— Begin —

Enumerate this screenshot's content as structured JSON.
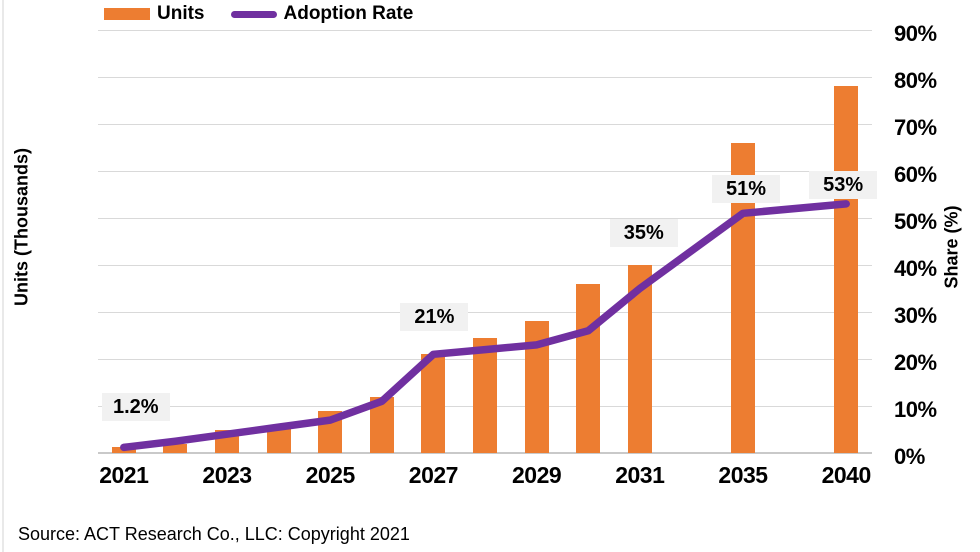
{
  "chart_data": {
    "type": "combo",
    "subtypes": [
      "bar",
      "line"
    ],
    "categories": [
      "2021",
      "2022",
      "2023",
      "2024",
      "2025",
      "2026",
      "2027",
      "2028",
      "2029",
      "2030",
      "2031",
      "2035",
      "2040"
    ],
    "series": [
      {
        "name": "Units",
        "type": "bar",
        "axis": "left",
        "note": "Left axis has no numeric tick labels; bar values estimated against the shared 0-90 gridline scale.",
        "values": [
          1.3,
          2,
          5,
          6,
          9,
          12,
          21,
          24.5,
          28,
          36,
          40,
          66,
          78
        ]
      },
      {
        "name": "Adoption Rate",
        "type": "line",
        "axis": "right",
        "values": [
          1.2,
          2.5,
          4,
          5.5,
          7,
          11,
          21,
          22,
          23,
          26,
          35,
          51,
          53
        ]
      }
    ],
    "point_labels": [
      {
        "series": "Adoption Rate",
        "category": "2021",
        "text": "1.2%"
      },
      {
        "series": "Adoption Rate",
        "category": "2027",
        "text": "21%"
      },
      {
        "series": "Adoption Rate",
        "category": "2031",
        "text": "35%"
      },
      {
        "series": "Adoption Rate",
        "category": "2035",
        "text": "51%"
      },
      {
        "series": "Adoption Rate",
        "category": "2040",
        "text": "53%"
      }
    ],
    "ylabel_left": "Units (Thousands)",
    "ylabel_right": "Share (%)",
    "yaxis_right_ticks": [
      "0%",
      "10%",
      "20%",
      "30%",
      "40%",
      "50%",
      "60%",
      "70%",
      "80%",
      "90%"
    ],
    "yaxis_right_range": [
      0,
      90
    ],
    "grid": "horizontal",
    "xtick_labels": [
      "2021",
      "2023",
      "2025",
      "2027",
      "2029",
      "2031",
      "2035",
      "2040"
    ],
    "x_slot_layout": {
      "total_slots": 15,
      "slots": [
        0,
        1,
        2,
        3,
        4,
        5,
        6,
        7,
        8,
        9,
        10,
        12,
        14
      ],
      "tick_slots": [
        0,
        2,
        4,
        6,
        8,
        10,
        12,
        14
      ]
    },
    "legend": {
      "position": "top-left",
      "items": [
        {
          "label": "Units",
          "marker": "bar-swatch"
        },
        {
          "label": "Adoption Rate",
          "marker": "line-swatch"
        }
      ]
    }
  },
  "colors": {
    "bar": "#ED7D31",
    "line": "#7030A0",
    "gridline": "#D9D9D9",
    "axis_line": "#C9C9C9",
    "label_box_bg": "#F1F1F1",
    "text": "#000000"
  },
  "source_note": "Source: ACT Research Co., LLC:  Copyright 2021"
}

— End —

What you are asked to do ::
Only the number should be given: how many lines of the data contain the word "text"?

Expected output ::
6